Copy out the lines of the records running from the one containing "toolbar-search-field[interactable]: [14, 29, 94, 34]" through the one containing "help-text-1b: is the", both included, unchanged.

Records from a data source
^^^^^^^^^^^^^^^^
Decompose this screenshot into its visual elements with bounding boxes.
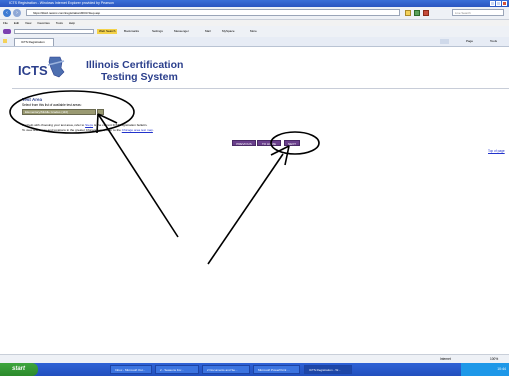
toolbar-search-field[interactable]: [14, 29, 94, 34]
yahoo-icon[interactable]: [3, 29, 11, 34]
test-area-select[interactable]: Elementary/Middle Grades (110): [22, 109, 96, 115]
help-text-1b: is the current ICTS registration bulleti…: [93, 123, 148, 127]
refresh-icon[interactable]: [414, 10, 420, 16]
home-icon[interactable]: [440, 39, 449, 44]
test-area-heading: Test Area: [22, 97, 43, 102]
favorites-star-icon[interactable]: [3, 39, 7, 43]
tools-menu-button[interactable]: Tools: [490, 38, 497, 45]
myspace-button[interactable]: MySpace: [222, 29, 235, 34]
tab-row: ICTS Registration Page Tools: [0, 37, 509, 47]
messenger-button[interactable]: Messenger: [174, 29, 189, 34]
back-button[interactable]: ‹: [3, 9, 11, 17]
chevron-down-icon[interactable]: [97, 109, 104, 115]
forward-button[interactable]: ›: [13, 9, 21, 17]
to-home-button[interactable]: TO HOME: [257, 140, 281, 146]
web-search-button[interactable]: Web Search: [97, 29, 118, 34]
address-bar: ‹ › https://iltsi2.nesinc.com/iregistrat…: [0, 7, 509, 20]
chicago-map-link[interactable]: Chicago area test map: [122, 128, 153, 132]
window-controls: [490, 1, 507, 6]
window-title-bar: ICTS Registration - Windows Internet Exp…: [0, 0, 509, 7]
previous-button[interactable]: PREVIOUS: [232, 140, 256, 146]
task-powerpoint[interactable]: Microsoft PowerPoint ...: [253, 365, 300, 374]
maximize-button[interactable]: [496, 1, 501, 6]
page-menu-button[interactable]: Page: [466, 38, 473, 45]
task-inbox[interactable]: Inbox - Microsoft Out...: [110, 365, 152, 374]
start-button[interactable]: start: [0, 363, 38, 376]
illinois-state-logo-icon: [47, 56, 65, 78]
task-icts-registration[interactable]: ICTS Registration - W...: [304, 365, 352, 374]
settings-button[interactable]: Settings: [152, 29, 163, 34]
header-divider: [12, 88, 509, 89]
brand-title-line2: Testing System: [101, 71, 178, 83]
taskbar: start Inbox - Microsoft Out... 2 - Seaso…: [0, 363, 509, 376]
brand-title-line1: Illinois Certification: [86, 59, 184, 71]
stop-icon[interactable]: [423, 10, 429, 16]
next-button[interactable]: NEXT: [284, 140, 300, 146]
help-text-line1: For help with choosing your test area, r…: [22, 123, 147, 127]
tab-icts-registration[interactable]: ICTS Registration: [14, 38, 54, 46]
more-button[interactable]: More: [250, 29, 257, 34]
help-text-2b: .: [152, 128, 154, 132]
test-area-instructions: Select from this list of available test …: [22, 103, 82, 107]
help-text-2a: To view test areas and locations in the …: [22, 128, 122, 132]
task-documents[interactable]: 2 Documents and Se...: [202, 365, 250, 374]
url-input[interactable]: https://iltsi2.nesinc.com/iregistration/…: [26, 9, 400, 16]
lock-icon[interactable]: [405, 10, 411, 16]
task-seasons[interactable]: 2 - Seasons For...: [155, 365, 199, 374]
icts-logo-text: ICTS: [18, 63, 48, 78]
mail-button[interactable]: Mail: [205, 29, 211, 34]
search-input[interactable]: Live Search: [452, 9, 504, 16]
bookmarks-button[interactable]: Bookmarks: [124, 29, 139, 34]
window-title: ICTS Registration - Windows Internet Exp…: [9, 1, 114, 5]
page-content: [0, 47, 509, 354]
close-button[interactable]: [502, 1, 507, 6]
steps-link[interactable]: Steps: [85, 123, 93, 127]
minimize-button[interactable]: [490, 1, 495, 6]
system-tray-clock: 10:44: [461, 363, 509, 376]
help-text-line2: To view test areas and locations in the …: [22, 128, 154, 132]
top-of-page-link[interactable]: Top of page: [488, 149, 505, 153]
help-text-1a: For help with choosing your test area, r…: [22, 123, 86, 127]
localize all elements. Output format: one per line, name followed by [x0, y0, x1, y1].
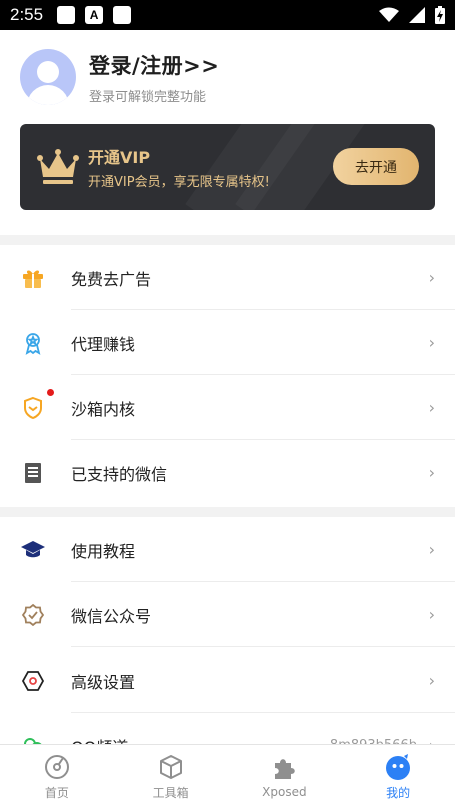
award-icon	[20, 330, 46, 356]
menu-item-label: 高级设置	[71, 672, 136, 692]
profile-face-icon	[384, 753, 412, 781]
signal-icon	[409, 7, 425, 23]
toolbox-cube-icon	[157, 753, 185, 781]
menu-item-agent-earn[interactable]: 代理赚钱 ›	[0, 310, 455, 375]
notification-square-icon-2	[113, 6, 132, 24]
menu-item-label: 已支持的微信	[71, 464, 168, 484]
menu-item-supported-wechat[interactable]: 已支持的微信 ›	[0, 440, 455, 505]
section-divider	[0, 235, 455, 245]
menu-item-wechat-official[interactable]: 微信公众号 ›	[0, 582, 455, 647]
chevron-right-icon: ›	[428, 333, 435, 352]
nav-label: 工具箱	[152, 785, 189, 800]
shield-icon	[20, 395, 46, 421]
avatar[interactable]	[20, 49, 76, 105]
battery-icon	[435, 6, 445, 24]
notification-square-icon	[57, 6, 76, 24]
nav-label: 我的	[386, 785, 411, 800]
chevron-right-icon: ›	[428, 463, 435, 482]
red-dot-badge	[47, 389, 54, 396]
menu-item-label: 免费去广告	[71, 269, 152, 289]
section-divider	[0, 507, 455, 517]
menu-item-label: 代理赚钱	[71, 334, 136, 354]
bottom-nav: 首页 工具箱 Xposed 我的	[0, 744, 455, 808]
hexagon-settings-icon	[20, 668, 46, 694]
puzzle-icon	[270, 754, 298, 782]
home-disc-icon	[43, 753, 71, 781]
badge-check-icon	[20, 602, 46, 628]
vip-title: 开通VIP	[88, 148, 151, 167]
chevron-right-icon: ›	[428, 605, 435, 624]
vip-subtitle: 开通VIP会员，享无限专属特权!	[88, 175, 270, 190]
menu-item-tutorial[interactable]: 使用教程 ›	[0, 517, 455, 582]
chevron-right-icon: ›	[428, 540, 435, 559]
chevron-right-icon: ›	[428, 671, 435, 690]
menu-item-label: 沙箱内核	[71, 399, 136, 419]
nav-home[interactable]: 首页	[0, 745, 114, 808]
graduation-cap-icon	[20, 537, 46, 563]
nav-xposed[interactable]: Xposed	[228, 745, 342, 808]
chevron-right-icon: ›	[428, 268, 435, 287]
wifi-icon	[379, 7, 399, 22]
document-icon	[20, 460, 46, 486]
nav-toolbox[interactable]: 工具箱	[114, 745, 228, 808]
menu-item-remove-ads[interactable]: 免费去广告 ›	[0, 245, 455, 310]
gift-icon	[20, 265, 46, 291]
login-register-link[interactable]: 登录/注册>>	[89, 50, 219, 80]
login-hint: 登录可解锁完整功能	[89, 89, 207, 105]
nav-label: 首页	[44, 785, 69, 800]
chevron-right-icon: ›	[428, 398, 435, 417]
menu-item-label: 使用教程	[71, 541, 136, 561]
menu-item-sandbox-kernel[interactable]: 沙箱内核 ›	[0, 375, 455, 440]
nav-mine[interactable]: 我的	[341, 745, 455, 808]
vip-card[interactable]: 开通VIP 开通VIP会员，享无限专属特权! 去开通	[20, 124, 435, 210]
status-time: 2:55	[10, 5, 44, 24]
nav-label: Xposed	[262, 785, 307, 799]
crown-icon	[37, 149, 79, 184]
menu-item-advanced-settings[interactable]: 高级设置 ›	[0, 648, 455, 713]
status-bar: 2:55 A	[0, 0, 455, 30]
menu-item-label: 微信公众号	[71, 606, 152, 626]
profile-header[interactable]: 登录/注册>> 登录可解锁完整功能	[20, 46, 435, 108]
open-vip-button[interactable]: 去开通	[333, 148, 419, 185]
app-notification-icon: A	[85, 6, 104, 24]
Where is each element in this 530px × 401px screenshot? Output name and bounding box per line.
^^^^^^^^^^^^^^^^
> _COMPLETE RESPONSE_
toolbar-search-field[interactable]: [14, 29, 94, 34]
yahoo-icon[interactable]: [3, 29, 11, 34]
test-area-select[interactable]: Elementary/Middle Grades (110): [22, 109, 96, 115]
help-text-1b: is the current ICTS registration bulleti…: [93, 123, 148, 127]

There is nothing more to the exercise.